* EXERCISE AIM
Wherever the word "Relevence" appears in the entries, copy the whole line.

---

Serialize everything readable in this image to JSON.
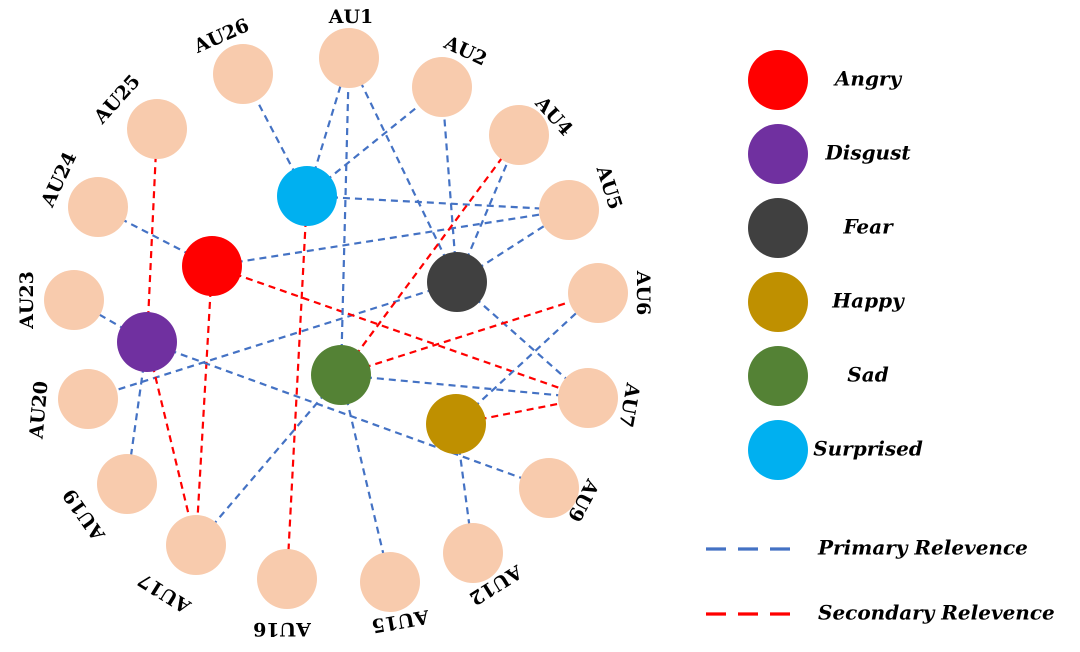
{
  "colors": {
    "au_node": "#F8CBAD",
    "primary_line": "#4472C4",
    "secondary_line": "#FF0000",
    "angry": "#FF0000",
    "disgust": "#7030A0",
    "fear": "#404040",
    "happy": "#BF9000",
    "sad": "#548235",
    "surprised": "#00B0F0"
  },
  "action_units": [
    {
      "id": "AU1",
      "label": "AU1"
    },
    {
      "id": "AU2",
      "label": "AU2"
    },
    {
      "id": "AU4",
      "label": "AU4"
    },
    {
      "id": "AU5",
      "label": "AU5"
    },
    {
      "id": "AU6",
      "label": "AU6"
    },
    {
      "id": "AU7",
      "label": "AU7"
    },
    {
      "id": "AU9",
      "label": "AU9"
    },
    {
      "id": "AU12",
      "label": "AU12"
    },
    {
      "id": "AU15",
      "label": "AU15"
    },
    {
      "id": "AU16",
      "label": "AU16"
    },
    {
      "id": "AU17",
      "label": "AU17"
    },
    {
      "id": "AU19",
      "label": "AU19"
    },
    {
      "id": "AU20",
      "label": "AU20"
    },
    {
      "id": "AU23",
      "label": "AU23"
    },
    {
      "id": "AU24",
      "label": "AU24"
    },
    {
      "id": "AU25",
      "label": "AU25"
    },
    {
      "id": "AU26",
      "label": "AU26"
    }
  ],
  "emotions": [
    {
      "id": "angry",
      "label": "Angry",
      "color": "#FF0000"
    },
    {
      "id": "disgust",
      "label": "Disgust",
      "color": "#7030A0"
    },
    {
      "id": "fear",
      "label": "Fear",
      "color": "#404040"
    },
    {
      "id": "happy",
      "label": "Happy",
      "color": "#BF9000"
    },
    {
      "id": "sad",
      "label": "Sad",
      "color": "#548235"
    },
    {
      "id": "surprised",
      "label": "Surprised",
      "color": "#00B0F0"
    }
  ],
  "links": [
    {
      "emotion": "surprised",
      "au": "AU1",
      "type": "primary"
    },
    {
      "emotion": "surprised",
      "au": "AU2",
      "type": "primary"
    },
    {
      "emotion": "surprised",
      "au": "AU26",
      "type": "primary"
    },
    {
      "emotion": "surprised",
      "au": "AU5",
      "type": "primary"
    },
    {
      "emotion": "surprised",
      "au": "AU16",
      "type": "secondary"
    },
    {
      "emotion": "fear",
      "au": "AU1",
      "type": "primary"
    },
    {
      "emotion": "fear",
      "au": "AU2",
      "type": "primary"
    },
    {
      "emotion": "fear",
      "au": "AU4",
      "type": "primary"
    },
    {
      "emotion": "fear",
      "au": "AU5",
      "type": "primary"
    },
    {
      "emotion": "fear",
      "au": "AU7",
      "type": "primary"
    },
    {
      "emotion": "fear",
      "au": "AU20",
      "type": "primary"
    },
    {
      "emotion": "angry",
      "au": "AU24",
      "type": "primary"
    },
    {
      "emotion": "angry",
      "au": "AU5",
      "type": "primary"
    },
    {
      "emotion": "angry",
      "au": "AU7",
      "type": "secondary"
    },
    {
      "emotion": "angry",
      "au": "AU17",
      "type": "secondary"
    },
    {
      "emotion": "disgust",
      "au": "AU25",
      "type": "secondary"
    },
    {
      "emotion": "disgust",
      "au": "AU9",
      "type": "primary"
    },
    {
      "emotion": "disgust",
      "au": "AU19",
      "type": "primary"
    },
    {
      "emotion": "disgust",
      "au": "AU17",
      "type": "secondary"
    },
    {
      "emotion": "disgust",
      "au": "AU23",
      "type": "primary"
    },
    {
      "emotion": "sad",
      "au": "AU1",
      "type": "primary"
    },
    {
      "emotion": "sad",
      "au": "AU4",
      "type": "secondary"
    },
    {
      "emotion": "sad",
      "au": "AU6",
      "type": "secondary"
    },
    {
      "emotion": "sad",
      "au": "AU7",
      "type": "primary"
    },
    {
      "emotion": "sad",
      "au": "AU15",
      "type": "primary"
    },
    {
      "emotion": "sad",
      "au": "AU17",
      "type": "primary"
    },
    {
      "emotion": "happy",
      "au": "AU6",
      "type": "primary"
    },
    {
      "emotion": "happy",
      "au": "AU7",
      "type": "secondary"
    },
    {
      "emotion": "happy",
      "au": "AU12",
      "type": "primary"
    }
  ],
  "legend": {
    "primary_label": "Primary Relevence",
    "secondary_label": "Secondary Relevence"
  }
}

---

* EXERCISE OUTPUT
    "primary_label": "Primary Relevence",
    "secondary_label": "Secondary Relevence"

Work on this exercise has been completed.